* TASK DETAILS:
Copy every line of the records below where the word "Eldrivna" occurs.

BEGIN INPUT RECORDS

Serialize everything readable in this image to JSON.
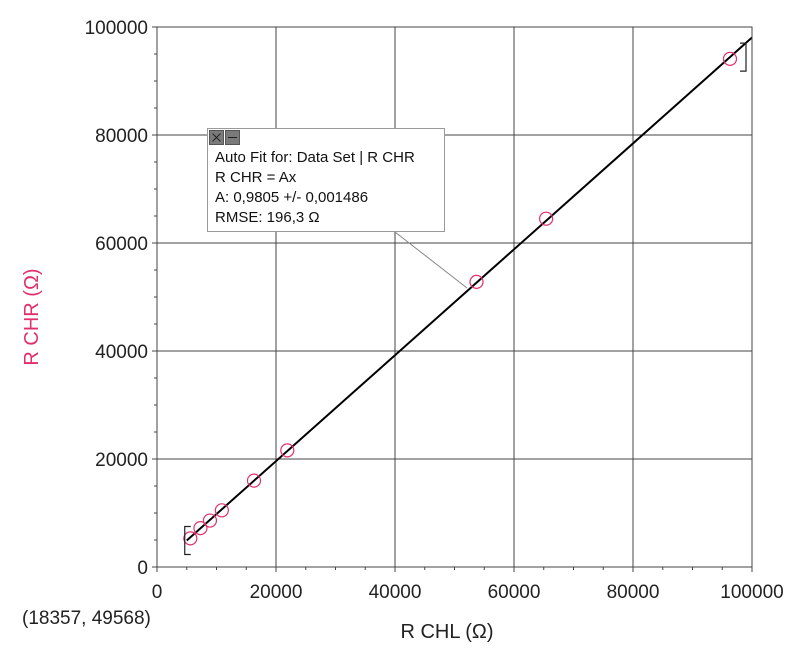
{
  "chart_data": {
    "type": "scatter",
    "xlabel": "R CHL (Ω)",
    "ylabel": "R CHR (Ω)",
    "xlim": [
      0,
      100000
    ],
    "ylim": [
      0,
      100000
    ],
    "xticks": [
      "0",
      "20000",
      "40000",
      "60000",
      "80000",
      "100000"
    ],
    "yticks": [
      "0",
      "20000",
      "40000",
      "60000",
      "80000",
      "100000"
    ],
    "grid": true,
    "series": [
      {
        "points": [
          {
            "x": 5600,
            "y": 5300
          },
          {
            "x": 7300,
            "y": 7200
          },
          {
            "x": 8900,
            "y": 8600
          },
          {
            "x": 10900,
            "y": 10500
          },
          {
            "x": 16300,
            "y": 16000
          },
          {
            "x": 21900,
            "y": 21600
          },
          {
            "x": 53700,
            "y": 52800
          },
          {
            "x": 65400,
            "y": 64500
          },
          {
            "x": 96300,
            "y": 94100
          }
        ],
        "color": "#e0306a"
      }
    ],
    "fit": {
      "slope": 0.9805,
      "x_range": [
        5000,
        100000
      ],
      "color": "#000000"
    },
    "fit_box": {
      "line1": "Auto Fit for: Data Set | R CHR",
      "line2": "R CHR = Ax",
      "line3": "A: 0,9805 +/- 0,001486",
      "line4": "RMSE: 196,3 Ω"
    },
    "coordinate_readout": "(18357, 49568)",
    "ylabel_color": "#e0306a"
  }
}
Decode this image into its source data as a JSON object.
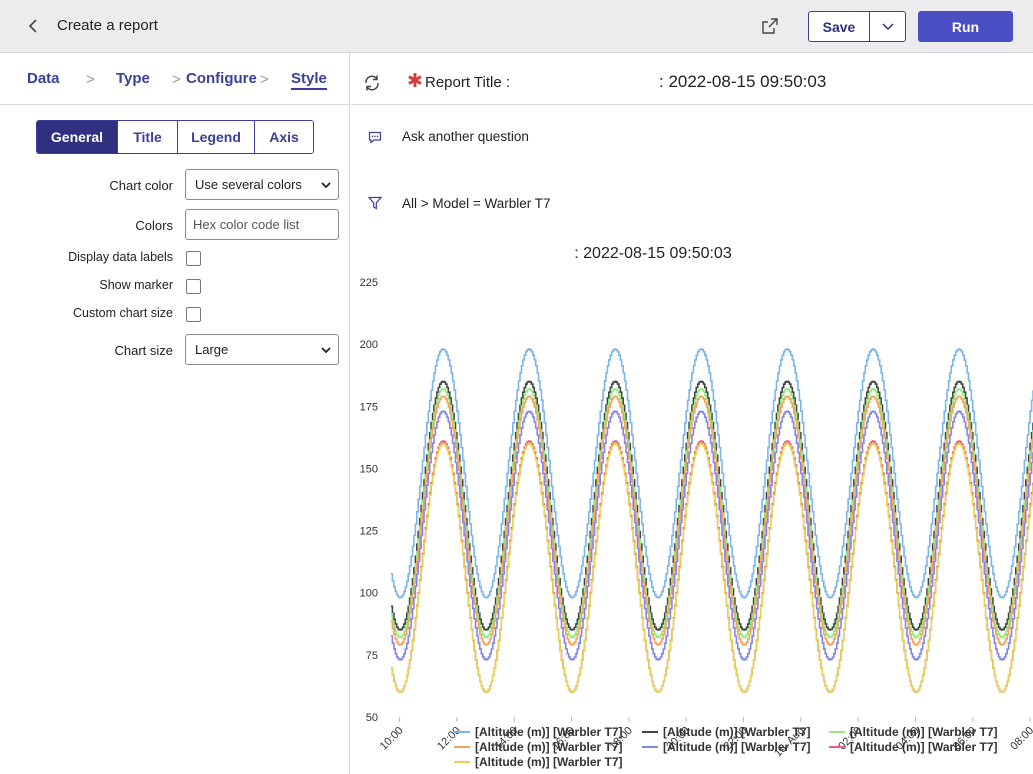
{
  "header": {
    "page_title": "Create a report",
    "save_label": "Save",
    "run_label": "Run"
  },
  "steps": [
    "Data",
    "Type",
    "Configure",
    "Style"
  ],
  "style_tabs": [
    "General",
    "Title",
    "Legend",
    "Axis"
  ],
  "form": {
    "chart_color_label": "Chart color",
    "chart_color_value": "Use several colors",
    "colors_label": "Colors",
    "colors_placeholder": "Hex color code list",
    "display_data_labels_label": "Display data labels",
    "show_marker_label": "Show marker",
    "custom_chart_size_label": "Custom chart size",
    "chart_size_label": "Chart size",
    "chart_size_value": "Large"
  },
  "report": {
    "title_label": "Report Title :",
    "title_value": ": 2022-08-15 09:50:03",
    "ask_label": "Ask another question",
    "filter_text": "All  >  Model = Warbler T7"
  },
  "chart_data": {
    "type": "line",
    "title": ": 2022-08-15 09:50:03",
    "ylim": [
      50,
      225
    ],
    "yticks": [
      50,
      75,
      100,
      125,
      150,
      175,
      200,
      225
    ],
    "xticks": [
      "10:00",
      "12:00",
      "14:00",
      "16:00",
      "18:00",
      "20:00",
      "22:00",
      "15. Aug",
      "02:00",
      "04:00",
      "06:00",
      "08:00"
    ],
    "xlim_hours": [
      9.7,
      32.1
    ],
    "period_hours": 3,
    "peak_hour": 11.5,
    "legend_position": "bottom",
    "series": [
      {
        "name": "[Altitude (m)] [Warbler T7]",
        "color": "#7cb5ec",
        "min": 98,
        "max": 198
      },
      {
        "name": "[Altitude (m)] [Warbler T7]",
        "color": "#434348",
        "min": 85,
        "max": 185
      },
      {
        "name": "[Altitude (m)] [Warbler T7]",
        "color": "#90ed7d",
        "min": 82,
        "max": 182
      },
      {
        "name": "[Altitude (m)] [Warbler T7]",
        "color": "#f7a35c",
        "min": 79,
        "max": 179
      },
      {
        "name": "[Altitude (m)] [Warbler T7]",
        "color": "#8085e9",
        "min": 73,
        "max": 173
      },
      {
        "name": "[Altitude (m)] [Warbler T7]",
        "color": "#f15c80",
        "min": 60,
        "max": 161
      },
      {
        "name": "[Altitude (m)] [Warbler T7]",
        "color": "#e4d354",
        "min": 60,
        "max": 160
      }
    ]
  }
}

END INPUT RECORDS
BEGIN INPUT RECORDS

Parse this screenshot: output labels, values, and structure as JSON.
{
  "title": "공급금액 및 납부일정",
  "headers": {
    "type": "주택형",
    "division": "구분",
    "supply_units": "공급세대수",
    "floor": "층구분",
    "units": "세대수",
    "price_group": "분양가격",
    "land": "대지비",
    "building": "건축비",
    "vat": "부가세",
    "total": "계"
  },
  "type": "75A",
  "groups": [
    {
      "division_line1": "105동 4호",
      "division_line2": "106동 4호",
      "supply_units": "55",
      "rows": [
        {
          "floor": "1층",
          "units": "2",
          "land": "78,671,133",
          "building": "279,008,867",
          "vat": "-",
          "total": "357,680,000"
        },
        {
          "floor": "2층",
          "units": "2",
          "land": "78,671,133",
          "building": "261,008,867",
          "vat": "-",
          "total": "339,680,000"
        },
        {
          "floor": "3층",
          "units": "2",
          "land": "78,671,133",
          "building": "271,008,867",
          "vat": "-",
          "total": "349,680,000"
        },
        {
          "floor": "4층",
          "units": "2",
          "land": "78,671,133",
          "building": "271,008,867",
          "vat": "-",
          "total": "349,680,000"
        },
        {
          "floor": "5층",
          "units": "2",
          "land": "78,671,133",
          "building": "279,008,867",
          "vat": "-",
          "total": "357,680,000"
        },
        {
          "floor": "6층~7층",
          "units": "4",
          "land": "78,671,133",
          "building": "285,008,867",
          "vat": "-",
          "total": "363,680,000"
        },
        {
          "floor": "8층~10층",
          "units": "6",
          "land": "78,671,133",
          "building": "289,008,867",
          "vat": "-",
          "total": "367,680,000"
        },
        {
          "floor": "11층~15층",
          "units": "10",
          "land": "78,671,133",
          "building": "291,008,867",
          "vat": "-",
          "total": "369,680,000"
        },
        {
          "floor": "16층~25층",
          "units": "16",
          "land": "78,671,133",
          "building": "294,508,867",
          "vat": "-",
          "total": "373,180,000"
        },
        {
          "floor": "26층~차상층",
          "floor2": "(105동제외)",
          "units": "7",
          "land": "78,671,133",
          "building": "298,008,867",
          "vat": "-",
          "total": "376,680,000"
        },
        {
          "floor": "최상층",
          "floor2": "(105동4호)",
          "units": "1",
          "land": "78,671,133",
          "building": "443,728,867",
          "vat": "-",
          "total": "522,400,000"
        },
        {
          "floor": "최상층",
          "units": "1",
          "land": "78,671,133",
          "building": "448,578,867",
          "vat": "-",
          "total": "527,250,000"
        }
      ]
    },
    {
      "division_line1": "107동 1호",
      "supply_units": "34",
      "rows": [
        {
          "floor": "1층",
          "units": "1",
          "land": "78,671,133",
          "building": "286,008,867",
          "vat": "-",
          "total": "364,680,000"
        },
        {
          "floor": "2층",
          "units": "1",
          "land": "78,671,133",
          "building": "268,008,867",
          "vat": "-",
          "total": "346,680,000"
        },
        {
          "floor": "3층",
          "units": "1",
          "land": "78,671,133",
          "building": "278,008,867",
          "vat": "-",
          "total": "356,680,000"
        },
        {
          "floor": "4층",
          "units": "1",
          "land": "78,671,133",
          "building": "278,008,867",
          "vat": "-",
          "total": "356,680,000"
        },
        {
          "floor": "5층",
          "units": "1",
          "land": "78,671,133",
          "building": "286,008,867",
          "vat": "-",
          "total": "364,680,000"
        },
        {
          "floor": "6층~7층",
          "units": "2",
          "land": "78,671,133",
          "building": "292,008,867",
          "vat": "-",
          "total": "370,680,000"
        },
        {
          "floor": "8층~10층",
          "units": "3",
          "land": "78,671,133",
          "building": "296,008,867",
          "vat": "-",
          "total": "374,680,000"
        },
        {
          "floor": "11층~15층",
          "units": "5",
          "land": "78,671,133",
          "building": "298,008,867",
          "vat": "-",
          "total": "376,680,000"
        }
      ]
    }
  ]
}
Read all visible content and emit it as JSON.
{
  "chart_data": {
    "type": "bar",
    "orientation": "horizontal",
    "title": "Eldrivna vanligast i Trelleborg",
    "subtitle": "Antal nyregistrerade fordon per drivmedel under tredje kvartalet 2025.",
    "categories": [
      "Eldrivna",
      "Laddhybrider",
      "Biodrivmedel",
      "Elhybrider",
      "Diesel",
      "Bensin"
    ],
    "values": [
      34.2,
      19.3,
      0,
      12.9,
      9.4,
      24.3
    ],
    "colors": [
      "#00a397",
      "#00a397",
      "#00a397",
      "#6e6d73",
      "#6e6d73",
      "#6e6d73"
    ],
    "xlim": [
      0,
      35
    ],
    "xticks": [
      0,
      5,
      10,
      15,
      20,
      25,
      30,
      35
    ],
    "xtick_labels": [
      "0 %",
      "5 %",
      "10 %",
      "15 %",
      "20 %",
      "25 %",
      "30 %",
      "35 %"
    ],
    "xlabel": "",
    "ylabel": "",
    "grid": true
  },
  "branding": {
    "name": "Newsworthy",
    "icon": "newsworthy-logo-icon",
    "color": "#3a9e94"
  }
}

END INPUT RECORDS

* SOLUTION TO THIS TASK:
    "title": "Eldrivna vanligast i Trelleborg",
      "Eldrivna",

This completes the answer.